[START]

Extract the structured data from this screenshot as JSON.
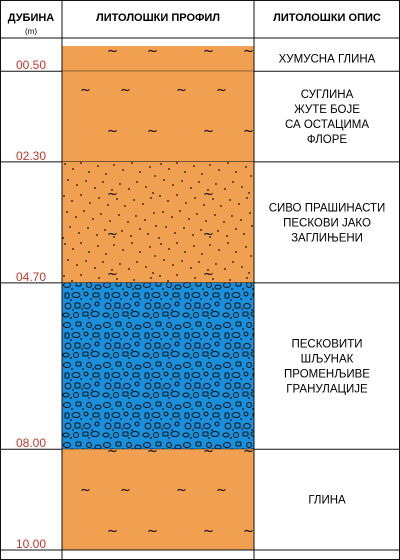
{
  "header": {
    "depth_title": "ДУБИНА",
    "depth_unit": "(m)",
    "profile_title": "ЛИТОЛОШКИ ПРОФИЛ",
    "description_title": "ЛИТОЛОШКИ ОПИС"
  },
  "depth_range": [
    0,
    10
  ],
  "layers": [
    {
      "top": 0.0,
      "bottom": 0.5,
      "bottom_label": "00.50",
      "description": [
        "ХУМУСНА ГЛИНА"
      ],
      "pattern": "clay",
      "color": "#f0a050"
    },
    {
      "top": 0.5,
      "bottom": 2.3,
      "bottom_label": "02.30",
      "description": [
        "СУГЛИНА",
        "ЖУТЕ БОЈЕ",
        "СА ОСТАЦИМА",
        "ФЛОРЕ"
      ],
      "pattern": "clay",
      "color": "#f0a050"
    },
    {
      "top": 2.3,
      "bottom": 4.7,
      "bottom_label": "04.70",
      "description": [
        "СИВО ПРАШИНАСТИ",
        "ПЕСКОВИ ЈАКО",
        "ЗАГЛИЊЕНИ"
      ],
      "pattern": "silty-sand",
      "color": "#f0a050"
    },
    {
      "top": 4.7,
      "bottom": 8.0,
      "bottom_label": "08.00",
      "description": [
        "ПЕСКОВИТИ",
        "ШЉУНАК",
        "ПРОМЕНЉИВЕ",
        "ГРАНУЛАЦИЈЕ"
      ],
      "pattern": "gravel",
      "color": "#1a8fdc"
    },
    {
      "top": 8.0,
      "bottom": 10.0,
      "bottom_label": "10.00",
      "description": [
        "ГЛИНА"
      ],
      "pattern": "clay",
      "color": "#f0a050"
    }
  ]
}
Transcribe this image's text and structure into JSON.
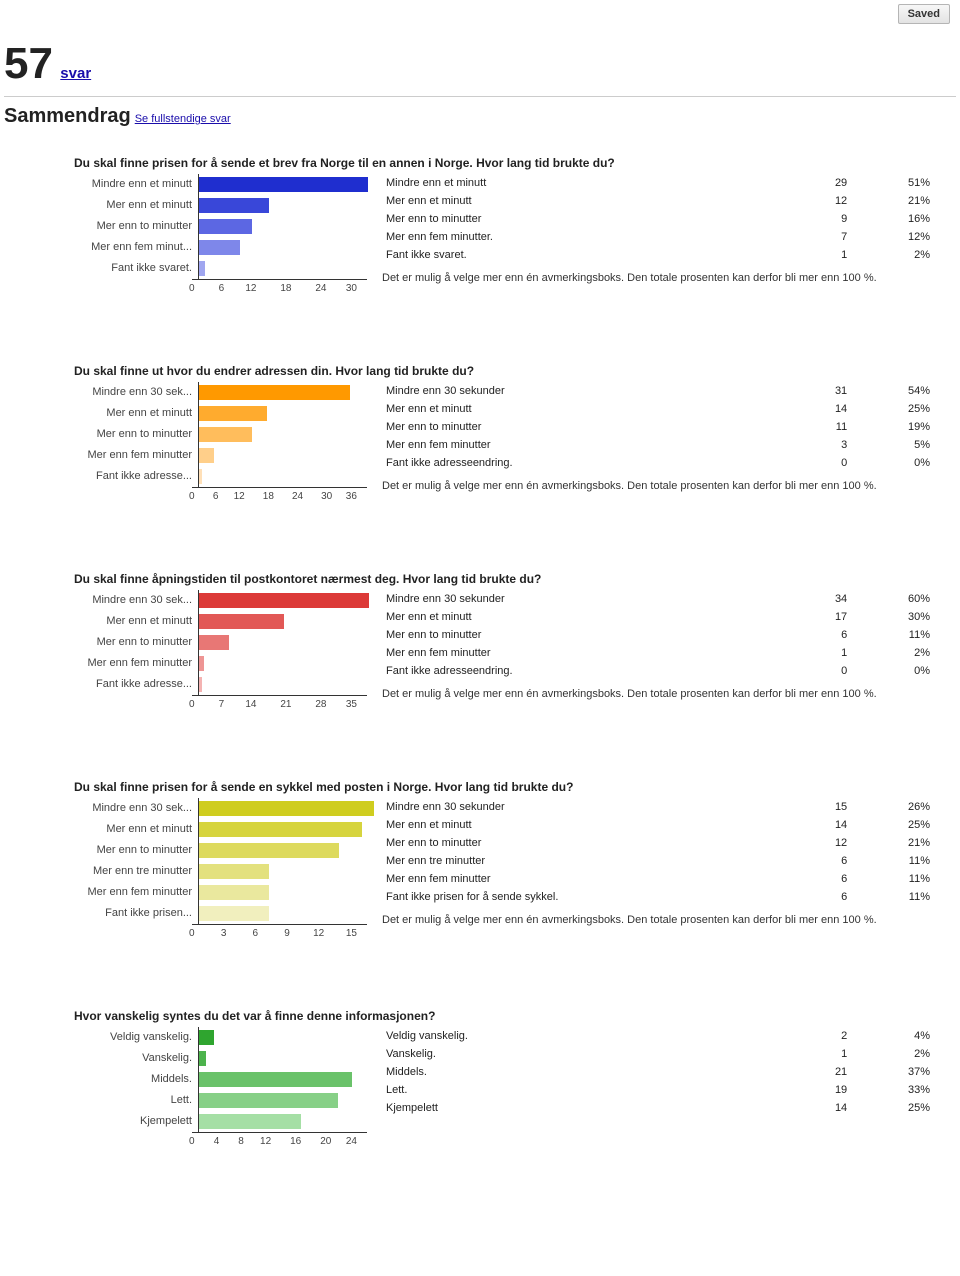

[END]

WHAT NEEDS TO BE DONE
Reproduce every line above as written, skipping pictures.

RESPONSE
Extract the structured data from this screenshot as JSON.
{
  "header": {
    "depth_title": "ДУБИНА",
    "depth_unit": "(m)",
    "profile_title": "ЛИТОЛОШКИ ПРОФИЛ",
    "description_title": "ЛИТОЛОШКИ ОПИС"
  },
  "depth_range": [
    0,
    10
  ],
  "layers": [
    {
      "top": 0.0,
      "bottom": 0.5,
      "bottom_label": "00.50",
      "description": [
        "ХУМУСНА ГЛИНА"
      ],
      "pattern": "clay",
      "color": "#f0a050"
    },
    {
      "top": 0.5,
      "bottom": 2.3,
      "bottom_label": "02.30",
      "description": [
        "СУГЛИНА",
        "ЖУТЕ БОЈЕ",
        "СА ОСТАЦИМА",
        "ФЛОРЕ"
      ],
      "pattern": "clay",
      "color": "#f0a050"
    },
    {
      "top": 2.3,
      "bottom": 4.7,
      "bottom_label": "04.70",
      "description": [
        "СИВО ПРАШИНАСТИ",
        "ПЕСКОВИ ЈАКО",
        "ЗАГЛИЊЕНИ"
      ],
      "pattern": "silty-sand",
      "color": "#f0a050"
    },
    {
      "top": 4.7,
      "bottom": 8.0,
      "bottom_label": "08.00",
      "description": [
        "ПЕСКОВИТИ",
        "ШЉУНАК",
        "ПРОМЕНЉИВЕ",
        "ГРАНУЛАЦИЈЕ"
      ],
      "pattern": "gravel",
      "color": "#1a8fdc"
    },
    {
      "top": 8.0,
      "bottom": 10.0,
      "bottom_label": "10.00",
      "description": [
        "ГЛИНА"
      ],
      "pattern": "clay",
      "color": "#f0a050"
    }
  ]
}
Transcribe this image's text and structure into JSON.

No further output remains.